DIRECTIONS:
Search the records for "financial" and copy each line that holds it.

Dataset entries
━━━━━━━━

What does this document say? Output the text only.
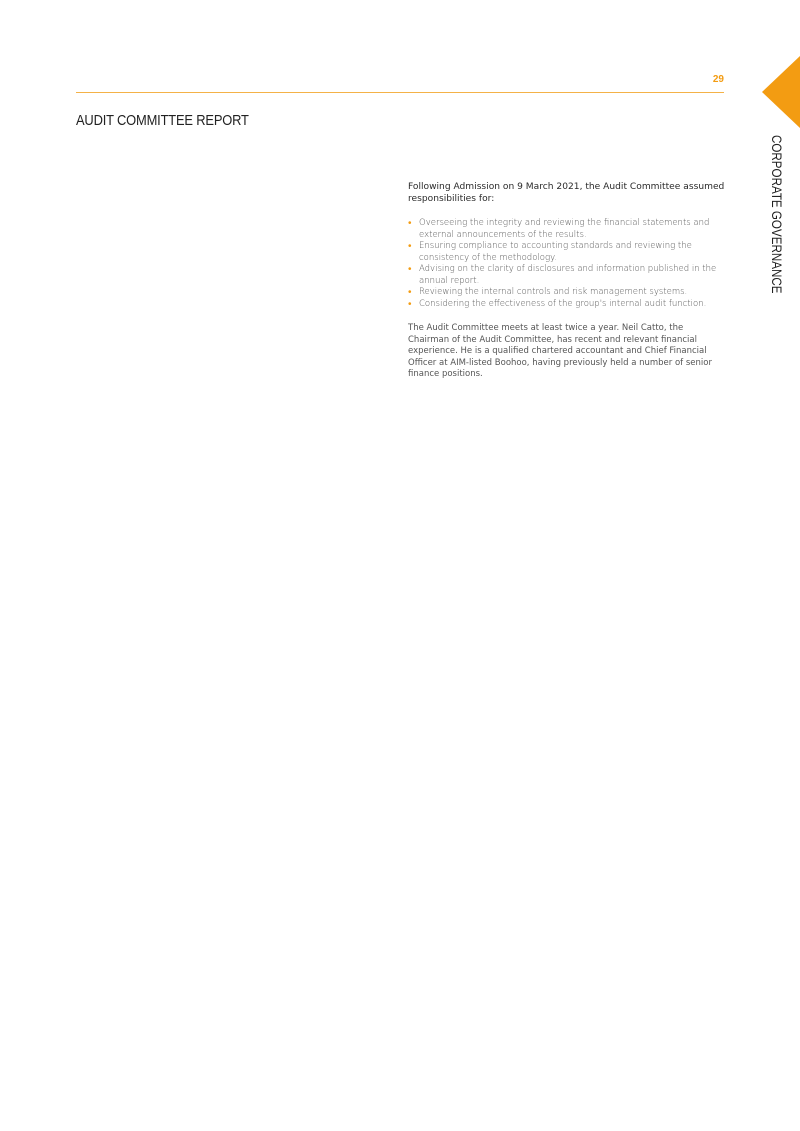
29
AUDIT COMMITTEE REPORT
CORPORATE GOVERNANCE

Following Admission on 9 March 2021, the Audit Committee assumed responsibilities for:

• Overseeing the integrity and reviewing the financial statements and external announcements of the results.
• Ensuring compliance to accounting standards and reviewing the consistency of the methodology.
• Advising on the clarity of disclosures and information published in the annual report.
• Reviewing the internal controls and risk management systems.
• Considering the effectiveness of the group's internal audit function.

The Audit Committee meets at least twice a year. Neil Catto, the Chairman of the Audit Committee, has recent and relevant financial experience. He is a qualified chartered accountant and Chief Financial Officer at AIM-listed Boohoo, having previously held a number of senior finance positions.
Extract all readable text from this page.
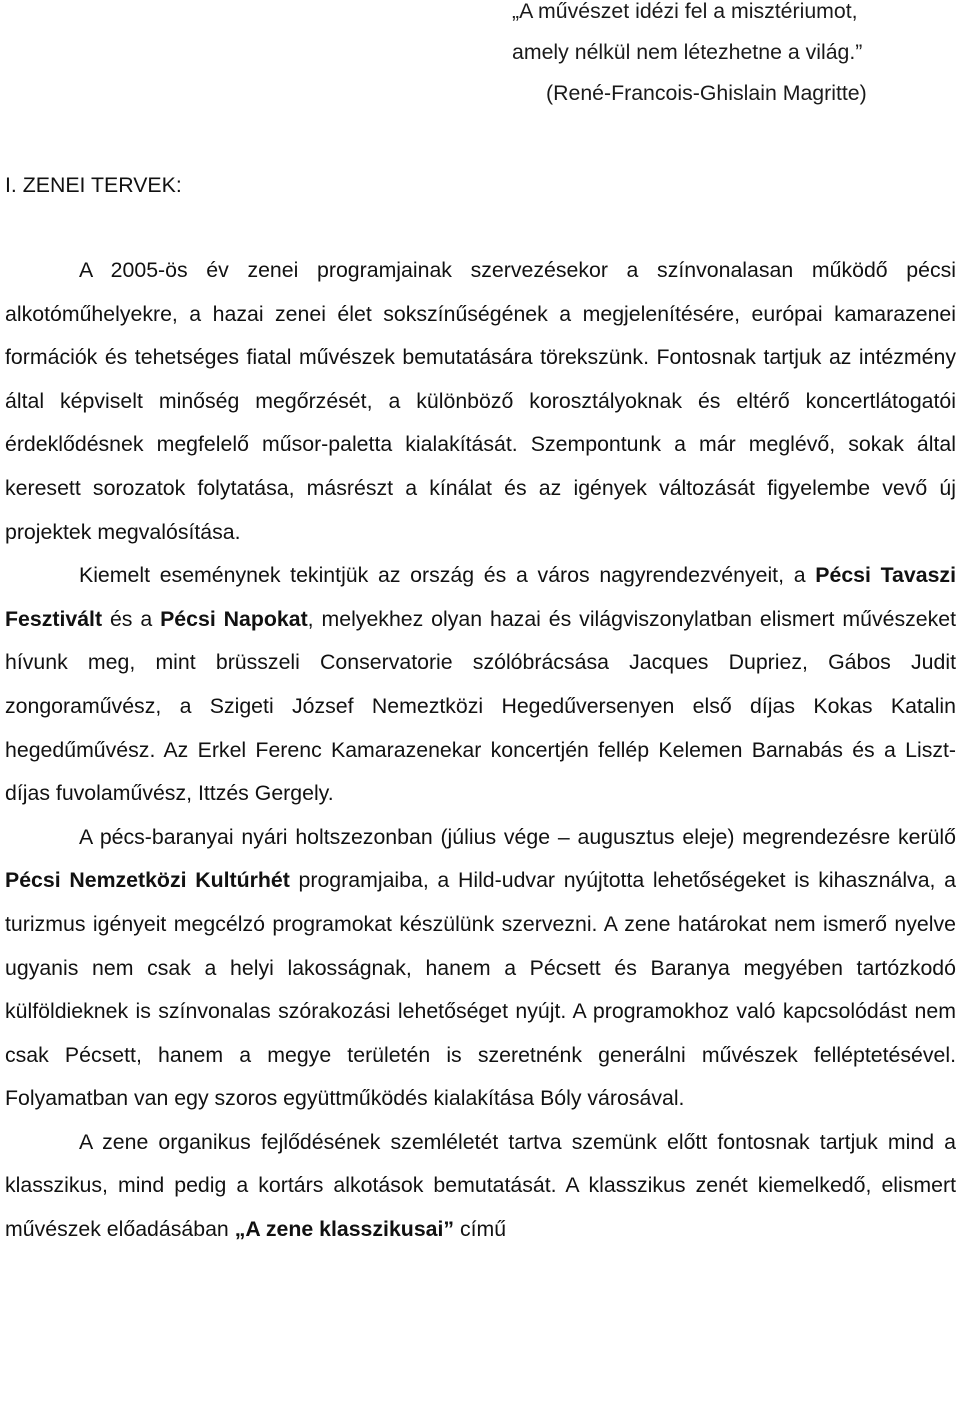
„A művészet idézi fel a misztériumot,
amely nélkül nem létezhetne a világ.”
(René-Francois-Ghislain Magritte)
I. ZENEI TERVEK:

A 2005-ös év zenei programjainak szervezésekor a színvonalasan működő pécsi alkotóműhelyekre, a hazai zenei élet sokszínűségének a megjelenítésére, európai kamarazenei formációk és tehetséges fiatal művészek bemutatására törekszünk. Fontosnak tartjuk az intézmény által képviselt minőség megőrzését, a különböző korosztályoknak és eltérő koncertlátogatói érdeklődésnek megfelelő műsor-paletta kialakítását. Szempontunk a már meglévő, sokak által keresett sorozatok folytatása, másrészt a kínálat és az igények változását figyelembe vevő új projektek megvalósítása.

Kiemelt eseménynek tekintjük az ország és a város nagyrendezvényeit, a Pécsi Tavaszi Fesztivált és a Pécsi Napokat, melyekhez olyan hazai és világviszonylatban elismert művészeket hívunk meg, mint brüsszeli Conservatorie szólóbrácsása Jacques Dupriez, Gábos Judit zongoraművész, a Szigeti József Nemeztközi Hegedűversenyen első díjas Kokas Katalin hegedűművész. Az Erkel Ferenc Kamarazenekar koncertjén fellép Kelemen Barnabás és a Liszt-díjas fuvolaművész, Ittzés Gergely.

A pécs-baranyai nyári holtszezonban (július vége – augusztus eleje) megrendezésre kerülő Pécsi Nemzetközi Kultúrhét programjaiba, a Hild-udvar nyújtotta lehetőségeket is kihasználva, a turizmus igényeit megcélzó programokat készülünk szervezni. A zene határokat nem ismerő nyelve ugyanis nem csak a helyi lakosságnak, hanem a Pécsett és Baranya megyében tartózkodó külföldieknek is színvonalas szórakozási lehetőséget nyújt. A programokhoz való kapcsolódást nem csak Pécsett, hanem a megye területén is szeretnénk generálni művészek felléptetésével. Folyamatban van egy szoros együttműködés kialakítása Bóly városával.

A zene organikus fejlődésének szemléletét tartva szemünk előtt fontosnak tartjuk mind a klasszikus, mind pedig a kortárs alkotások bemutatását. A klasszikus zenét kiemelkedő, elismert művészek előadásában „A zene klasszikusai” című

━━━━━━━━

RESULT BELOW:
• Overseeing the integrity and reviewing the financial statements and external announcements of the results.
The Audit Committee meets at least twice a year. Neil Catto, the Chairman of the Audit Committee, has recent and relevant financial experience. He is a qualified chartered accountant and Chief Financial Officer at AIM-listed Boohoo, having previously held a number of senior finance positions.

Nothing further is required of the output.